Search the material for the string "channel", then return every line where it is found.

→ Figure record extracts:
= = = =

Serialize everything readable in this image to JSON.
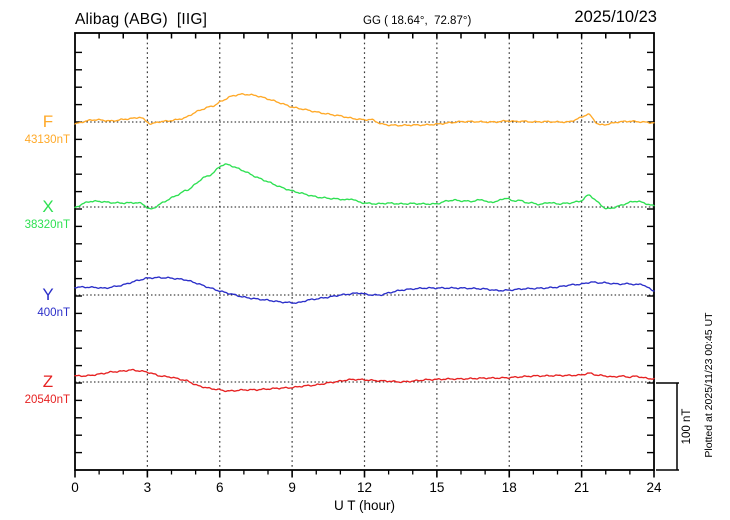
{
  "header": {
    "station_title": "Alibag (ABG)  [IIG]",
    "coords": "GG ( 18.64°,  72.87°)",
    "date": "2025/10/23"
  },
  "footnote": "Plotted at 2025/11/23 00:45 UT",
  "chart_data": {
    "type": "line",
    "title": "Alibag (ABG) [IIG] magnetogram for 2025/10/23",
    "xlabel": "U T (hour)",
    "x_range": [
      0,
      24
    ],
    "x_major_ticks": [
      0,
      3,
      6,
      9,
      12,
      15,
      18,
      21,
      24
    ],
    "x_minor_tick_step_hours": 1,
    "y_minor_tick_step_nT": 20,
    "grid": "dotted vertical lines every 3 h; dotted horizontal line at each channel baseline",
    "scale_bar": {
      "label": "100 nT",
      "nT": 100
    },
    "series_units": "nT offset from channel baseline",
    "series": [
      {
        "name": "F",
        "baseline_label": "43130nT",
        "baseline_nT": 43130,
        "color": "#ffa928",
        "points": [
          [
            0,
            -2.5
          ],
          [
            0.3,
            0
          ],
          [
            0.7,
            2.5
          ],
          [
            1,
            2.5
          ],
          [
            1.5,
            1
          ],
          [
            2,
            3
          ],
          [
            2.5,
            4.5
          ],
          [
            2.7,
            6
          ],
          [
            3,
            0
          ],
          [
            3.15,
            -3
          ],
          [
            3.4,
            0
          ],
          [
            3.8,
            1
          ],
          [
            4.2,
            2.5
          ],
          [
            4.6,
            5
          ],
          [
            5,
            11.5
          ],
          [
            5.5,
            17
          ],
          [
            5.8,
            19
          ],
          [
            6,
            23
          ],
          [
            6.5,
            30
          ],
          [
            6.9,
            32
          ],
          [
            7.2,
            31.5
          ],
          [
            7.5,
            30.5
          ],
          [
            8,
            26.5
          ],
          [
            8.5,
            22
          ],
          [
            9,
            17
          ],
          [
            9.5,
            14.5
          ],
          [
            10,
            11.5
          ],
          [
            10.5,
            9
          ],
          [
            11,
            7
          ],
          [
            11.5,
            4
          ],
          [
            12,
            2.5
          ],
          [
            12.3,
            3
          ],
          [
            12.7,
            -2.5
          ],
          [
            13,
            -3.5
          ],
          [
            13.5,
            -4
          ],
          [
            14,
            -3.5
          ],
          [
            14.5,
            -3.5
          ],
          [
            15,
            -2.5
          ],
          [
            15.5,
            -1
          ],
          [
            16,
            0.5
          ],
          [
            16.5,
            0.5
          ],
          [
            17,
            0
          ],
          [
            17.5,
            0
          ],
          [
            17.9,
            1.5
          ],
          [
            18.2,
            0.5
          ],
          [
            18.5,
            1
          ],
          [
            19,
            0
          ],
          [
            19.5,
            0.5
          ],
          [
            20,
            0
          ],
          [
            20.5,
            0
          ],
          [
            21,
            5.5
          ],
          [
            21.3,
            10
          ],
          [
            21.5,
            2.5
          ],
          [
            21.7,
            -3.5
          ],
          [
            22,
            -3
          ],
          [
            22.5,
            0
          ],
          [
            23,
            1
          ],
          [
            23.5,
            0
          ],
          [
            24,
            -1
          ]
        ]
      },
      {
        "name": "X",
        "baseline_label": "38320nT",
        "baseline_nT": 38320,
        "color": "#2ee052",
        "points": [
          [
            0,
            -1
          ],
          [
            0.3,
            3.5
          ],
          [
            0.6,
            6.5
          ],
          [
            1,
            6.5
          ],
          [
            1.5,
            5
          ],
          [
            2,
            4.5
          ],
          [
            2.5,
            5
          ],
          [
            2.8,
            4
          ],
          [
            3.05,
            -2.5
          ],
          [
            3.2,
            -2.5
          ],
          [
            3.5,
            3
          ],
          [
            4,
            10.5
          ],
          [
            4.4,
            16
          ],
          [
            4.55,
            19
          ],
          [
            4.7,
            19.5
          ],
          [
            5,
            26.5
          ],
          [
            5.3,
            33.5
          ],
          [
            5.5,
            35.5
          ],
          [
            5.7,
            38
          ],
          [
            6,
            47
          ],
          [
            6.2,
            49
          ],
          [
            6.4,
            48.5
          ],
          [
            6.6,
            46
          ],
          [
            7,
            41.5
          ],
          [
            7.5,
            34.5
          ],
          [
            8,
            29
          ],
          [
            8.5,
            23
          ],
          [
            9,
            18.5
          ],
          [
            9.5,
            15
          ],
          [
            10,
            11.5
          ],
          [
            10.5,
            10
          ],
          [
            11,
            9
          ],
          [
            11.3,
            8
          ],
          [
            11.5,
            10
          ],
          [
            11.7,
            6
          ],
          [
            12,
            4.5
          ],
          [
            12.5,
            3.5
          ],
          [
            13,
            4.5
          ],
          [
            13.5,
            3.5
          ],
          [
            14,
            4
          ],
          [
            14.5,
            3.5
          ],
          [
            15,
            3.5
          ],
          [
            15.4,
            7
          ],
          [
            15.7,
            8
          ],
          [
            16,
            7
          ],
          [
            16.5,
            6.5
          ],
          [
            16.9,
            9
          ],
          [
            17.1,
            5
          ],
          [
            17.5,
            6.5
          ],
          [
            17.9,
            11
          ],
          [
            18.1,
            6.5
          ],
          [
            18.4,
            8
          ],
          [
            18.7,
            5
          ],
          [
            19,
            4.5
          ],
          [
            19.3,
            2.5
          ],
          [
            19.6,
            5.5
          ],
          [
            20,
            3.5
          ],
          [
            20.5,
            4.5
          ],
          [
            21,
            7
          ],
          [
            21.3,
            15
          ],
          [
            21.6,
            7
          ],
          [
            21.8,
            2.5
          ],
          [
            22,
            -2.5
          ],
          [
            22.3,
            -1
          ],
          [
            22.7,
            2.5
          ],
          [
            23,
            5.5
          ],
          [
            23.3,
            7
          ],
          [
            23.6,
            4.5
          ],
          [
            24,
            1
          ]
        ]
      },
      {
        "name": "Y",
        "baseline_label": "400nT",
        "baseline_nT": 400,
        "color": "#2b2fc9",
        "points": [
          [
            0,
            9
          ],
          [
            0.5,
            9
          ],
          [
            1,
            8.5
          ],
          [
            1.2,
            7.5
          ],
          [
            1.5,
            9
          ],
          [
            2,
            11.5
          ],
          [
            2.5,
            16
          ],
          [
            3,
            19.5
          ],
          [
            3.5,
            20
          ],
          [
            4,
            19.5
          ],
          [
            4.2,
            18.5
          ],
          [
            4.5,
            18
          ],
          [
            5,
            14
          ],
          [
            5.5,
            9
          ],
          [
            6,
            4.5
          ],
          [
            6.5,
            1
          ],
          [
            7,
            -2.5
          ],
          [
            7.5,
            -4.5
          ],
          [
            8,
            -6
          ],
          [
            8.5,
            -8
          ],
          [
            9,
            -9
          ],
          [
            9.3,
            -9
          ],
          [
            9.6,
            -6
          ],
          [
            10,
            -4.5
          ],
          [
            10.5,
            -2.5
          ],
          [
            11,
            0
          ],
          [
            11.5,
            1.5
          ],
          [
            11.8,
            2.5
          ],
          [
            12,
            1
          ],
          [
            12.3,
            0
          ],
          [
            12.7,
            0
          ],
          [
            13,
            2.5
          ],
          [
            13.5,
            5.5
          ],
          [
            14,
            7
          ],
          [
            14.5,
            8
          ],
          [
            15,
            8
          ],
          [
            15.5,
            8
          ],
          [
            16,
            8
          ],
          [
            16.5,
            7.5
          ],
          [
            17,
            7
          ],
          [
            17.5,
            5
          ],
          [
            18,
            5.5
          ],
          [
            18.5,
            7
          ],
          [
            19,
            7.5
          ],
          [
            19.5,
            8
          ],
          [
            20,
            9
          ],
          [
            20.5,
            11.5
          ],
          [
            21,
            12.5
          ],
          [
            21.4,
            15
          ],
          [
            21.7,
            14
          ],
          [
            22,
            14
          ],
          [
            22.5,
            12.5
          ],
          [
            23,
            13
          ],
          [
            23.3,
            11.5
          ],
          [
            23.5,
            13
          ],
          [
            23.7,
            9
          ],
          [
            24,
            4.5
          ]
        ]
      },
      {
        "name": "Z",
        "baseline_label": "20540nT",
        "baseline_nT": 20540,
        "color": "#e62222",
        "points": [
          [
            0,
            7
          ],
          [
            0.5,
            7
          ],
          [
            1,
            9
          ],
          [
            1.5,
            11.5
          ],
          [
            2,
            12.5
          ],
          [
            2.3,
            14
          ],
          [
            2.6,
            13
          ],
          [
            3,
            11.5
          ],
          [
            3.5,
            7
          ],
          [
            4,
            5.5
          ],
          [
            4.3,
            3.5
          ],
          [
            4.7,
            1
          ],
          [
            5,
            -3.5
          ],
          [
            5.5,
            -7
          ],
          [
            6,
            -9
          ],
          [
            6.3,
            -10.5
          ],
          [
            6.6,
            -10
          ],
          [
            7,
            -9
          ],
          [
            7.5,
            -9
          ],
          [
            8,
            -8
          ],
          [
            8.5,
            -7
          ],
          [
            9,
            -6.5
          ],
          [
            9.5,
            -4.5
          ],
          [
            10,
            -3.5
          ],
          [
            10.5,
            -1
          ],
          [
            11,
            1
          ],
          [
            11.3,
            2.5
          ],
          [
            11.6,
            3
          ],
          [
            12,
            2.5
          ],
          [
            12.5,
            1.5
          ],
          [
            13,
            1
          ],
          [
            13.5,
            0
          ],
          [
            14,
            1
          ],
          [
            14.5,
            2.5
          ],
          [
            15,
            3
          ],
          [
            15.5,
            3.5
          ],
          [
            16,
            3.5
          ],
          [
            16.5,
            4
          ],
          [
            17,
            4.5
          ],
          [
            17.5,
            4.5
          ],
          [
            18,
            5
          ],
          [
            18.5,
            6
          ],
          [
            19,
            7
          ],
          [
            19.5,
            7
          ],
          [
            20,
            7.5
          ],
          [
            20.5,
            7.5
          ],
          [
            21,
            8
          ],
          [
            21.3,
            10.5
          ],
          [
            21.6,
            8
          ],
          [
            22,
            7
          ],
          [
            22.3,
            5.5
          ],
          [
            22.6,
            7
          ],
          [
            23,
            5.5
          ],
          [
            23.3,
            7
          ],
          [
            23.5,
            5
          ],
          [
            23.8,
            4
          ],
          [
            24,
            3.5
          ]
        ]
      }
    ]
  }
}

= = = =

→ Answer in full:
    "grid": "dotted vertical lines every 3 h; dotted horizontal line at each channel baseline",
    "series_units": "nT offset from channel baseline",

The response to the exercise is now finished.